**Dataset rows about figures:**
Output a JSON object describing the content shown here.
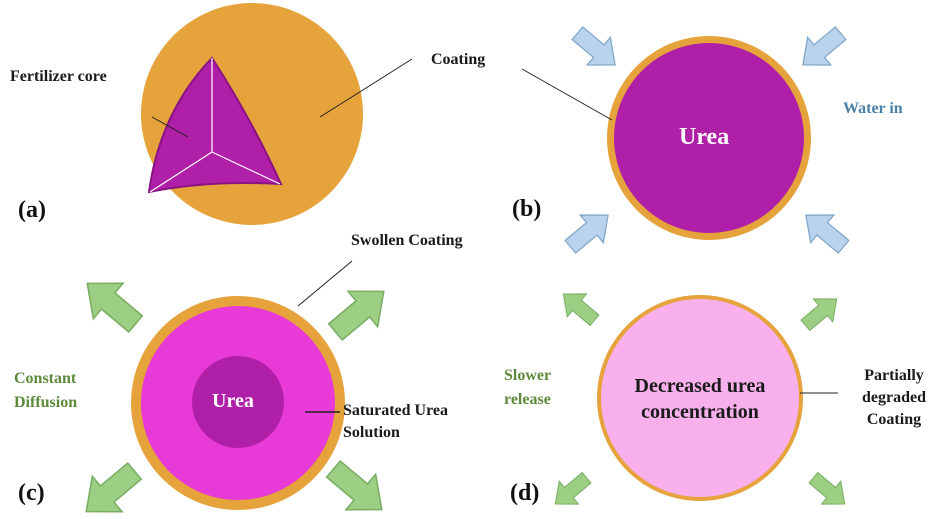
{
  "panel_a": {
    "tag": "(a)",
    "core_label": "Fertilizer core",
    "coating_label": "Coating"
  },
  "panel_b": {
    "tag": "(b)",
    "core_text": "Urea",
    "water_label": "Water in"
  },
  "panel_c": {
    "tag": "(c)",
    "core_text": "Urea",
    "coating_label": "Swollen Coating",
    "solution_label_1": "Saturated Urea",
    "solution_label_2": "Solution",
    "diffusion_label_1": "Constant",
    "diffusion_label_2": "Diffusion"
  },
  "panel_d": {
    "tag": "(d)",
    "center_text_1": "Decreased urea",
    "center_text_2": "concentration",
    "release_label_1": "Slower",
    "release_label_2": "release",
    "coating_label_1": "Partially",
    "coating_label_2": "degraded",
    "coating_label_3": "Coating"
  },
  "colors": {
    "coating": "#e6a33c",
    "urea_core": "#b01fa8",
    "saturated": "#e83ad6",
    "light_pink": "#f8b0ec",
    "water_arrow": "#b9d3ec",
    "release_arrow": "#9ccf84"
  }
}
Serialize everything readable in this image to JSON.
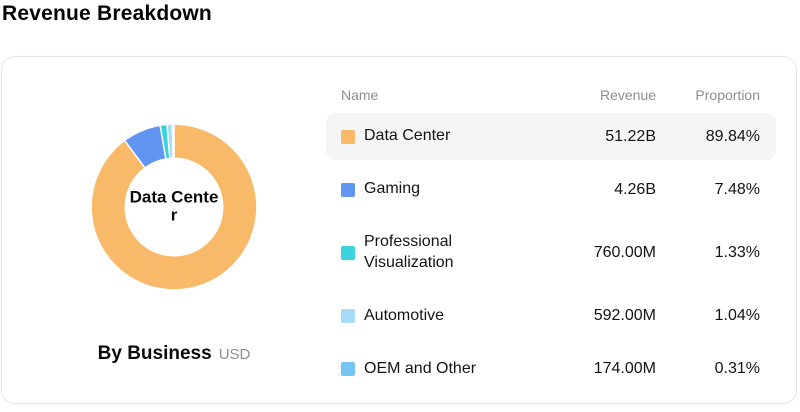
{
  "page_title": "Revenue Breakdown",
  "caption": {
    "title": "By Business",
    "unit": "USD"
  },
  "table": {
    "headers": {
      "name": "Name",
      "revenue": "Revenue",
      "proportion": "Proportion"
    },
    "rows": [
      {
        "name": "Data Center",
        "revenue": "51.22B",
        "proportion": "89.84%",
        "color": "#F8BA69",
        "highlighted": true
      },
      {
        "name": "Gaming",
        "revenue": "4.26B",
        "proportion": "7.48%",
        "color": "#6095F2",
        "highlighted": false
      },
      {
        "name": "Professional Visualization",
        "revenue": "760.00M",
        "proportion": "1.33%",
        "color": "#3BD3DD",
        "highlighted": false
      },
      {
        "name": "Automotive",
        "revenue": "592.00M",
        "proportion": "1.04%",
        "color": "#A6DBF8",
        "highlighted": false
      },
      {
        "name": "OEM and Other",
        "revenue": "174.00M",
        "proportion": "0.31%",
        "color": "#74C5F3",
        "highlighted": false
      }
    ]
  },
  "chart_data": {
    "type": "pie",
    "donut": true,
    "title": "By Business",
    "unit": "USD",
    "center_label": "Data Center",
    "categories": [
      "Data Center",
      "Gaming",
      "Professional Visualization",
      "Automotive",
      "OEM and Other"
    ],
    "values_percent": [
      89.84,
      7.48,
      1.33,
      1.04,
      0.31
    ],
    "values_revenue": [
      "51.22B",
      "4.26B",
      "760.00M",
      "592.00M",
      "174.00M"
    ],
    "colors": [
      "#F8BA69",
      "#6095F2",
      "#3BD3DD",
      "#A6DBF8",
      "#74C5F3"
    ],
    "legend_position": "right-table",
    "slice_gap_color": "#ffffff"
  },
  "colors": {
    "row_highlight": "#f5f5f7",
    "card_border": "#e6e5ef",
    "muted_text": "#8e8e93"
  }
}
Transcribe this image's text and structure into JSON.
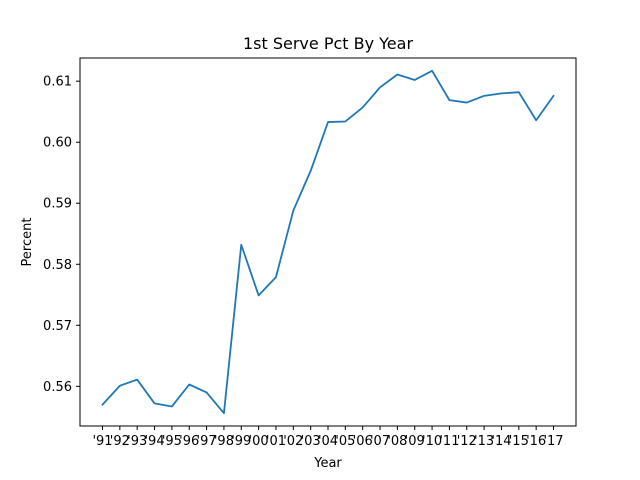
{
  "chart_data": {
    "type": "line",
    "title": "1st Serve Pct By Year",
    "xlabel": "Year",
    "ylabel": "Percent",
    "categories": [
      "'91",
      "'92",
      "'93",
      "'94",
      "'95",
      "'96",
      "'97",
      "'98",
      "'99",
      "'00",
      "'01",
      "'02",
      "'03",
      "'04",
      "'05",
      "'06",
      "'07",
      "'08",
      "'09",
      "'10",
      "'11",
      "'12",
      "'13",
      "'14",
      "'15",
      "'16",
      "'17"
    ],
    "series": [
      {
        "color": "#1f77b4",
        "values": [
          0.557,
          0.5601,
          0.5611,
          0.5572,
          0.5567,
          0.5603,
          0.559,
          0.5556,
          0.5832,
          0.5749,
          0.5779,
          0.5888,
          0.5953,
          0.6033,
          0.6034,
          0.6057,
          0.609,
          0.6111,
          0.6102,
          0.6117,
          0.6069,
          0.6065,
          0.6076,
          0.608,
          0.6082,
          0.6036,
          0.6076
        ]
      }
    ],
    "ylim": [
      0.5535,
      0.6138
    ],
    "yticks": [
      0.56,
      0.57,
      0.58,
      0.59,
      0.6,
      0.61
    ],
    "ytick_labels": [
      "0.56",
      "0.57",
      "0.58",
      "0.59",
      "0.60",
      "0.61"
    ],
    "grid": false
  }
}
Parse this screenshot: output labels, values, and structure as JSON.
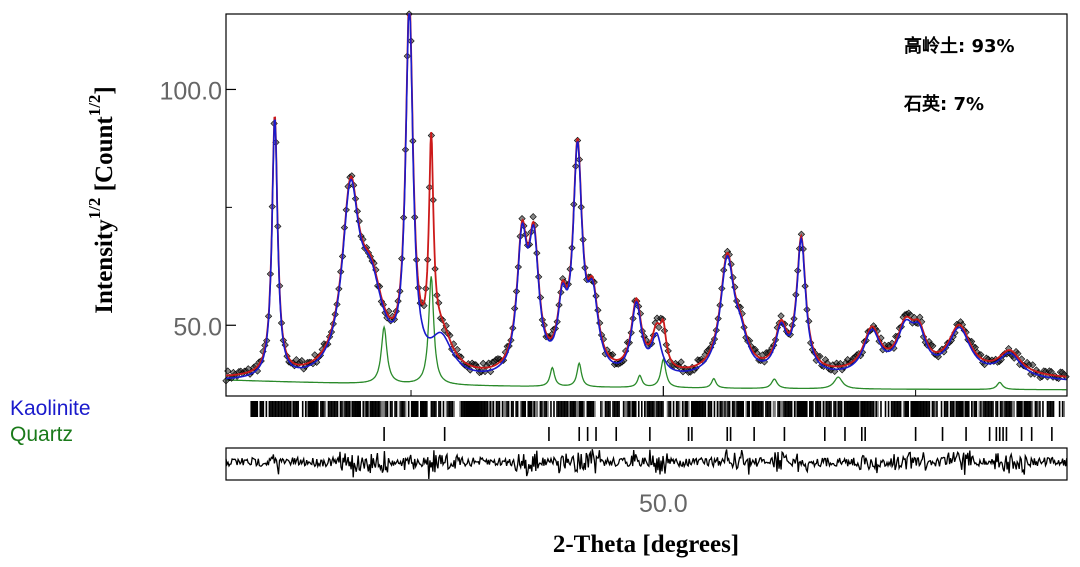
{
  "chart_data": {
    "type": "line",
    "title": "",
    "xlabel": "2-Theta [degrees]",
    "ylabel": "Intensity",
    "ylabel_sup": "1/2",
    "ylabel_unit": " [Count",
    "ylabel_unit_sup": "1/2",
    "ylabel_close": "]",
    "xlim": [
      37.0,
      62.0
    ],
    "ylim": [
      35.0,
      116.0
    ],
    "x_ticks": [
      {
        "value": 50.0,
        "label": "50.0"
      }
    ],
    "x_minor_ticks": [
      42.5,
      57.5
    ],
    "y_ticks": [
      {
        "value": 100.0,
        "label": "100.0"
      },
      {
        "value": 50.0,
        "label": "50.0"
      }
    ],
    "y_minor_ticks": [
      75.0
    ],
    "background": 38.5,
    "peaks": [
      {
        "x": 38.45,
        "h": 55.0,
        "w": 0.1,
        "phase": "kaolinite"
      },
      {
        "x": 40.7,
        "h": 36.0,
        "w": 0.3,
        "phase": "kaolinite"
      },
      {
        "x": 41.3,
        "h": 18.0,
        "w": 0.45,
        "phase": "kaolinite"
      },
      {
        "x": 42.45,
        "h": 76.0,
        "w": 0.13,
        "phase": "kaolinite"
      },
      {
        "x": 43.1,
        "h": 43.0,
        "w": 0.08,
        "phase": "quartz"
      },
      {
        "x": 43.4,
        "h": 8.0,
        "w": 0.4,
        "phase": "kaolinite"
      },
      {
        "x": 45.8,
        "h": 27.0,
        "w": 0.18,
        "phase": "kaolinite"
      },
      {
        "x": 46.15,
        "h": 26.0,
        "w": 0.18,
        "phase": "kaolinite"
      },
      {
        "x": 47.0,
        "h": 13.0,
        "w": 0.16,
        "phase": "kaolinite"
      },
      {
        "x": 47.45,
        "h": 46.0,
        "w": 0.16,
        "phase": "kaolinite"
      },
      {
        "x": 47.9,
        "h": 15.0,
        "w": 0.2,
        "phase": "kaolinite"
      },
      {
        "x": 49.2,
        "h": 15.0,
        "w": 0.18,
        "phase": "kaolinite"
      },
      {
        "x": 49.8,
        "h": 8.0,
        "w": 0.18,
        "phase": "kaolinite"
      },
      {
        "x": 50.0,
        "h": 7.0,
        "w": 0.1,
        "phase": "quartz"
      },
      {
        "x": 51.9,
        "h": 24.0,
        "w": 0.25,
        "phase": "kaolinite"
      },
      {
        "x": 52.3,
        "h": 6.0,
        "w": 0.25,
        "phase": "kaolinite"
      },
      {
        "x": 53.5,
        "h": 9.0,
        "w": 0.2,
        "phase": "kaolinite"
      },
      {
        "x": 54.1,
        "h": 28.0,
        "w": 0.16,
        "phase": "kaolinite"
      },
      {
        "x": 56.2,
        "h": 9.0,
        "w": 0.3,
        "phase": "kaolinite"
      },
      {
        "x": 57.2,
        "h": 9.0,
        "w": 0.3,
        "phase": "kaolinite"
      },
      {
        "x": 57.6,
        "h": 7.0,
        "w": 0.25,
        "phase": "kaolinite"
      },
      {
        "x": 58.8,
        "h": 10.0,
        "w": 0.4,
        "phase": "kaolinite"
      },
      {
        "x": 60.3,
        "h": 5.0,
        "w": 0.4,
        "phase": "kaolinite"
      }
    ],
    "quartz_profile": [
      {
        "x": 41.7,
        "h": 12.0,
        "w": 0.1
      },
      {
        "x": 43.1,
        "h": 23.0,
        "w": 0.09
      },
      {
        "x": 46.7,
        "h": 4.0,
        "w": 0.08
      },
      {
        "x": 47.5,
        "h": 5.0,
        "w": 0.08
      },
      {
        "x": 49.3,
        "h": 2.5,
        "w": 0.08
      },
      {
        "x": 50.0,
        "h": 6.0,
        "w": 0.09
      },
      {
        "x": 51.5,
        "h": 2.0,
        "w": 0.08
      },
      {
        "x": 53.3,
        "h": 2.0,
        "w": 0.1
      },
      {
        "x": 55.2,
        "h": 2.5,
        "w": 0.15
      },
      {
        "x": 60.0,
        "h": 1.5,
        "w": 0.1
      }
    ],
    "quartz_ticks": [
      41.7,
      43.5,
      46.6,
      47.5,
      47.75,
      48.0,
      48.6,
      49.6,
      50.75,
      50.85,
      51.9,
      52.0,
      52.7,
      53.6,
      54.8,
      55.4,
      55.9,
      56.0,
      57.5,
      58.3,
      59.0,
      59.7,
      59.9,
      60.0,
      60.1,
      60.2,
      60.65,
      60.95,
      61.55
    ]
  },
  "legend": [
    {
      "label": "Kaolinite",
      "color": "#1a1acc"
    },
    {
      "label": "Quartz",
      "color": "#1a7a1a"
    }
  ],
  "annotations": [
    {
      "label": "高岭土: 93%"
    },
    {
      "label": "石英: 7%"
    }
  ],
  "colors": {
    "observed": "#000000",
    "calc_kaolinite": "#1a1acc",
    "calc_total": "#cc1a1a",
    "quartz": "#2a8a2a",
    "frame": "#000000"
  }
}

**What you have to do:** Go over the data above and copy every line that has the word "name" in it.

**Task result:**
      "name": "Name",
        "name": "Data Center",
        "name": "Gaming",
        "name": "Professional Visualization",
        "name": "Automotive",
        "name": "OEM and Other",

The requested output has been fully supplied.